Provided data
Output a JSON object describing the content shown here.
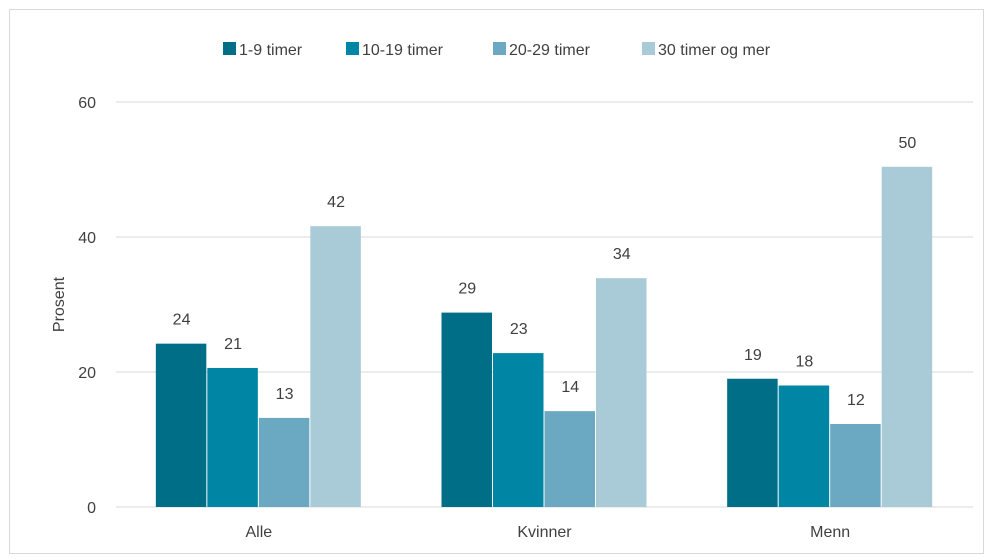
{
  "chart_data": {
    "type": "bar",
    "title": "",
    "xlabel": "",
    "ylabel": "Prosent",
    "ylim": [
      0,
      60
    ],
    "yticks": [
      0,
      20,
      40,
      60
    ],
    "grid": true,
    "legend_position": "top",
    "categories": [
      "Alle",
      "Kvinner",
      "Menn"
    ],
    "series": [
      {
        "name": "1-9 timer",
        "color": "#006e87",
        "values": [
          24,
          29,
          19
        ],
        "heights": [
          24.2,
          28.8,
          19.0
        ]
      },
      {
        "name": "10-19 timer",
        "color": "#0086a5",
        "values": [
          21,
          23,
          18
        ],
        "heights": [
          20.6,
          22.8,
          18.0
        ]
      },
      {
        "name": "20-29 timer",
        "color": "#6aa9c1",
        "values": [
          13,
          14,
          12
        ],
        "heights": [
          13.2,
          14.2,
          12.3
        ]
      },
      {
        "name": "30 timer og mer",
        "color": "#a9cbd8",
        "values": [
          42,
          34,
          50
        ],
        "heights": [
          41.6,
          33.9,
          50.4
        ]
      }
    ]
  }
}
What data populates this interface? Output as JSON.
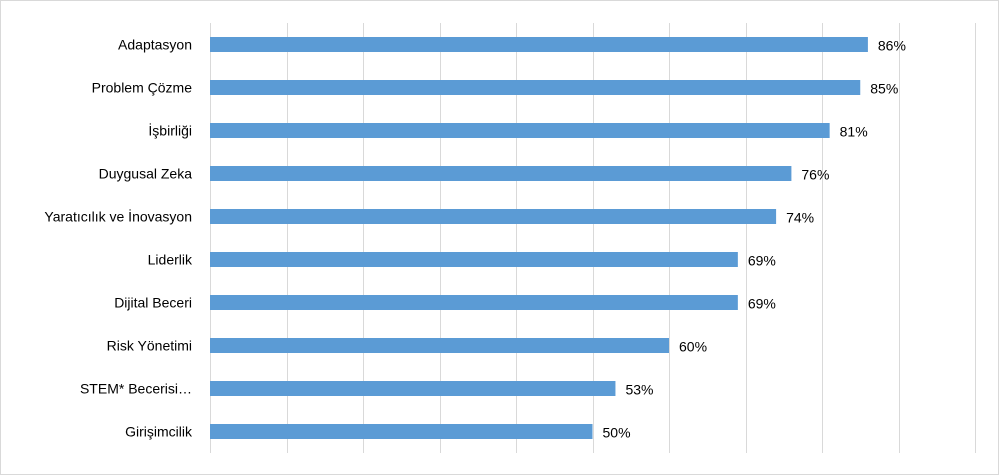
{
  "chart_data": {
    "type": "bar",
    "orientation": "horizontal",
    "categories": [
      "Adaptasyon",
      "Problem Çözme",
      "İşbirliği",
      "Duygusal Zeka",
      "Yaratıcılık ve İnovasyon",
      "Liderlik",
      "Dijital Beceri",
      "Risk Yönetimi",
      "STEM* Becerisi…",
      "Girişimcilik"
    ],
    "values": [
      86,
      85,
      81,
      76,
      74,
      69,
      69,
      60,
      53,
      50
    ],
    "value_labels": [
      "86%",
      "85%",
      "81%",
      "76%",
      "74%",
      "69%",
      "69%",
      "60%",
      "53%",
      "50%"
    ],
    "title": "",
    "xlabel": "",
    "ylabel": "",
    "xlim": [
      0,
      100
    ],
    "grid": true,
    "legend": "none",
    "bar_color": "#5b9bd5"
  }
}
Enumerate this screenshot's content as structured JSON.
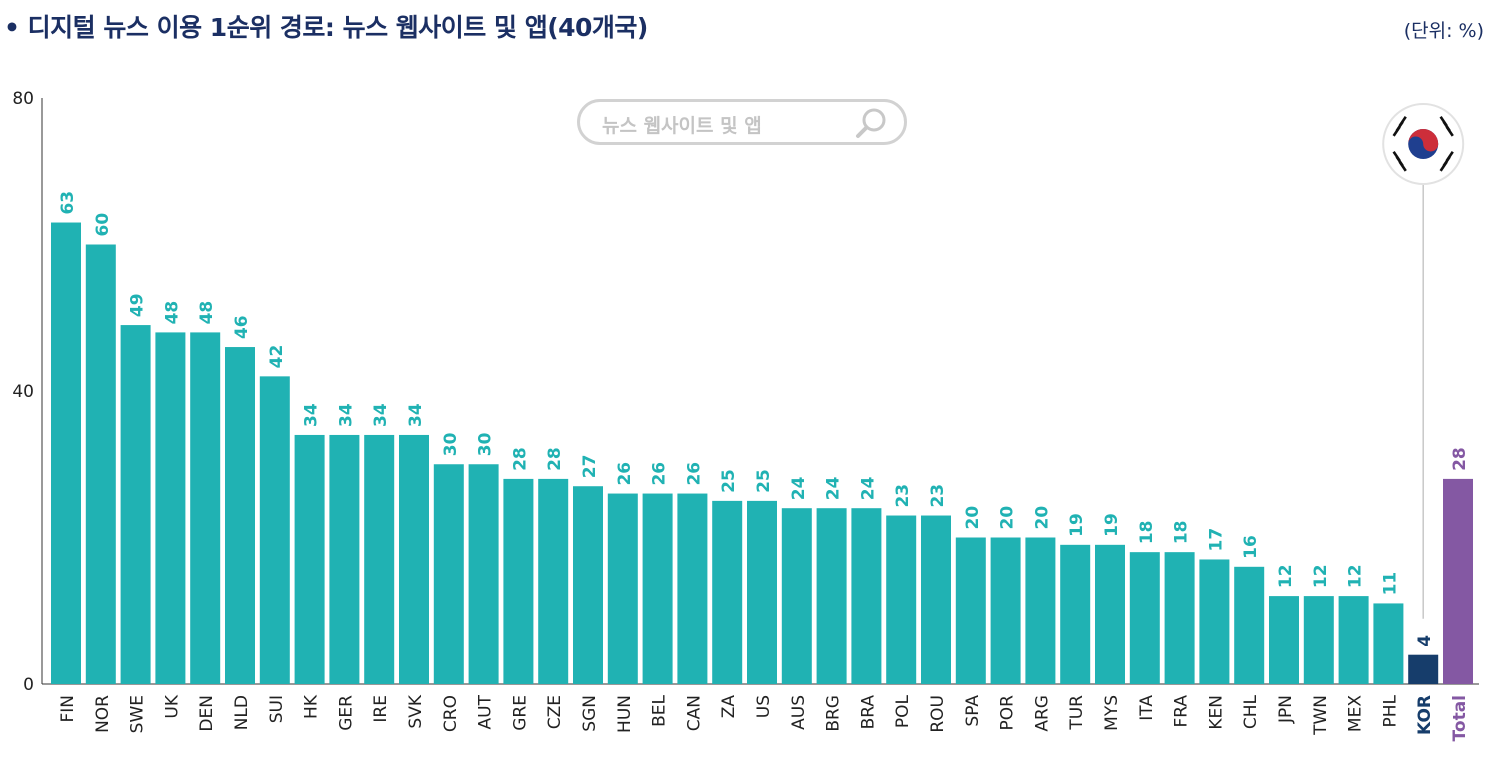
{
  "title": "• 디지털 뉴스 이용 1순위 경로: 뉴스 웹사이트 및 앱(40개국)",
  "unit": "(단위: %)",
  "search": {
    "placeholder": "뉴스 웹사이트 및 앱",
    "icon": "magnifier-icon"
  },
  "flag_icon": "korea-flag-icon",
  "colors": {
    "default_bar": "#20b2b3",
    "kor_bar": "#163d6b",
    "total_bar": "#8458a3",
    "title": "#1b2f63"
  },
  "chart_data": {
    "type": "bar",
    "categories": [
      "FIN",
      "NOR",
      "SWE",
      "UK",
      "DEN",
      "NLD",
      "SUI",
      "HK",
      "GER",
      "IRE",
      "SVK",
      "CRO",
      "AUT",
      "GRE",
      "CZE",
      "SGN",
      "HUN",
      "BEL",
      "CAN",
      "ZA",
      "US",
      "AUS",
      "BRG",
      "BRA",
      "POL",
      "ROU",
      "SPA",
      "POR",
      "ARG",
      "TUR",
      "MYS",
      "ITA",
      "FRA",
      "KEN",
      "CHL",
      "JPN",
      "TWN",
      "MEX",
      "PHL",
      "KOR",
      "Total"
    ],
    "values": [
      63,
      60,
      49,
      48,
      48,
      46,
      42,
      34,
      34,
      34,
      34,
      30,
      30,
      28,
      28,
      27,
      26,
      26,
      26,
      25,
      25,
      24,
      24,
      24,
      23,
      23,
      20,
      20,
      20,
      19,
      19,
      18,
      18,
      17,
      16,
      12,
      12,
      12,
      11,
      4,
      28
    ],
    "highlight": {
      "KOR": "#163d6b",
      "Total": "#8458a3"
    },
    "ylim": [
      0,
      80
    ],
    "yticks": [
      0,
      40,
      80
    ],
    "grid": false,
    "xlabel": "",
    "ylabel": ""
  }
}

Requirements
From the data, collect all lines where the string "JSON" appears.

Exercise response
Output a JSON object describing the content shown here.
What data populates this interface? Output as JSON.
Enumerate this screenshot's content as structured JSON.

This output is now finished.